[DATA EXTRACT start]
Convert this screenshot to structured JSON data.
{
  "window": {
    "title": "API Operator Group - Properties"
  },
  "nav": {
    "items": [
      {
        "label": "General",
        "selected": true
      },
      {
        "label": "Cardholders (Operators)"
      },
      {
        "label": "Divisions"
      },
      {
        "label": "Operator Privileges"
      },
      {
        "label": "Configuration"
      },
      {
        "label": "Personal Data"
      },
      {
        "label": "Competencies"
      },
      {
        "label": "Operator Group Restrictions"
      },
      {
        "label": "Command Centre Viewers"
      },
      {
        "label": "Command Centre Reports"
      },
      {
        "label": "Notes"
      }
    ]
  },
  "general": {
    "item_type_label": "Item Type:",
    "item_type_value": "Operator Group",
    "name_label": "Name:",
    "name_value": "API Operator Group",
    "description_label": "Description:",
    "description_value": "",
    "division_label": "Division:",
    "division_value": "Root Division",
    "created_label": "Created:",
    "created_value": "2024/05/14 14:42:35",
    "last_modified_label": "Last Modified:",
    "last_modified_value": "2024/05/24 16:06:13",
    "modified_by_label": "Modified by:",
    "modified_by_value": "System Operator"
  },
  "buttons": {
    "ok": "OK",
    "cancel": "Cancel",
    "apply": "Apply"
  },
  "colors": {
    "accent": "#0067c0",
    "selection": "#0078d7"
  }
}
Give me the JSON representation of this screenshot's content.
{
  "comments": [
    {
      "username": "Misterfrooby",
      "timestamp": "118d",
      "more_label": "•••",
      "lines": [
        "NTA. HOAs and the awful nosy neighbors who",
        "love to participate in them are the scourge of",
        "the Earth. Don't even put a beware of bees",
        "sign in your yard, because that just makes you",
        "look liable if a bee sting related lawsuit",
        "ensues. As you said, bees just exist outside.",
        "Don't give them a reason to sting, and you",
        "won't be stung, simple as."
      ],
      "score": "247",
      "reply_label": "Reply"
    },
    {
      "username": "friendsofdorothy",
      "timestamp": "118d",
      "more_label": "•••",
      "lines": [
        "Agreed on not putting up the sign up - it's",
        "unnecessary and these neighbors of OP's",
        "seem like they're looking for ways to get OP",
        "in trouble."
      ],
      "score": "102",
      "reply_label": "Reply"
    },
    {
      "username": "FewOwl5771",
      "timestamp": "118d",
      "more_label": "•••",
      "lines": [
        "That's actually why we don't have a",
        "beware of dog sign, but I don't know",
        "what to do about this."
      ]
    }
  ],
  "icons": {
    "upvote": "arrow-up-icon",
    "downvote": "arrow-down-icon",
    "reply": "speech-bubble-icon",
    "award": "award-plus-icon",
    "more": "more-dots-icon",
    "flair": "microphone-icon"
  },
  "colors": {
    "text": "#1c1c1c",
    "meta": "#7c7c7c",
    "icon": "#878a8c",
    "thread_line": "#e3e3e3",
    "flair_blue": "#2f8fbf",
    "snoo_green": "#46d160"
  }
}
[DATA EXTRACT end]
PROBLEM DETAILS =>
Return each line of the records above exactly as it reads.

TASK ANSWER =>
Convert this screenshot to structured JSON data.
{
  "window": {
    "title": "API Operator Group - Properties"
  },
  "nav": {
    "items": [
      {
        "label": "General",
        "selected": true
      },
      {
        "label": "Cardholders (Operators)"
      },
      {
        "label": "Divisions"
      },
      {
        "label": "Operator Privileges"
      },
      {
        "label": "Configuration"
      },
      {
        "label": "Personal Data"
      },
      {
        "label": "Competencies"
      },
      {
        "label": "Operator Group Restrictions"
      },
      {
        "label": "Command Centre Viewers"
      },
      {
        "label": "Command Centre Reports"
      },
      {
        "label": "Notes"
      }
    ]
  },
  "general": {
    "item_type_label": "Item Type:",
    "item_type_value": "Operator Group",
    "name_label": "Name:",
    "name_value": "API Operator Group",
    "description_label": "Description:",
    "description_value": "",
    "division_label": "Division:",
    "division_value": "Root Division",
    "created_label": "Created:",
    "created_value": "2024/05/14 14:42:35",
    "last_modified_label": "Last Modified:",
    "last_modified_value": "2024/05/24 16:06:13",
    "modified_by_label": "Modified by:",
    "modified_by_value": "System Operator"
  },
  "buttons": {
    "ok": "OK",
    "cancel": "Cancel",
    "apply": "Apply"
  },
  "colors": {
    "accent": "#0067c0",
    "selection": "#0078d7"
  }
}
Give me the JSON representation of this screenshot's content.
{
  "comments": [
    {
      "username": "Misterfrooby",
      "timestamp": "118d",
      "more_label": "•••",
      "lines": [
        "NTA. HOAs and the awful nosy neighbors who",
        "love to participate in them are the scourge of",
        "the Earth. Don't even put a beware of bees",
        "sign in your yard, because that just makes you",
        "look liable if a bee sting related lawsuit",
        "ensues. As you said, bees just exist outside.",
        "Don't give them a reason to sting, and you",
        "won't be stung, simple as."
      ],
      "score": "247",
      "reply_label": "Reply"
    },
    {
      "username": "friendsofdorothy",
      "timestamp": "118d",
      "more_label": "•••",
      "lines": [
        "Agreed on not putting up the sign up - it's",
        "unnecessary and these neighbors of OP's",
        "seem like they're looking for ways to get OP",
        "in trouble."
      ],
      "score": "102",
      "reply_label": "Reply"
    },
    {
      "username": "FewOwl5771",
      "timestamp": "118d",
      "more_label": "•••",
      "lines": [
        "That's actually why we don't have a",
        "beware of dog sign, but I don't know",
        "what to do about this."
      ]
    }
  ],
  "icons": {
    "upvote": "arrow-up-icon",
    "downvote": "arrow-down-icon",
    "reply": "speech-bubble-icon",
    "award": "award-plus-icon",
    "more": "more-dots-icon",
    "flair": "microphone-icon"
  },
  "colors": {
    "text": "#1c1c1c",
    "meta": "#7c7c7c",
    "icon": "#878a8c",
    "thread_line": "#e3e3e3",
    "flair_blue": "#2f8fbf",
    "snoo_green": "#46d160"
  }
}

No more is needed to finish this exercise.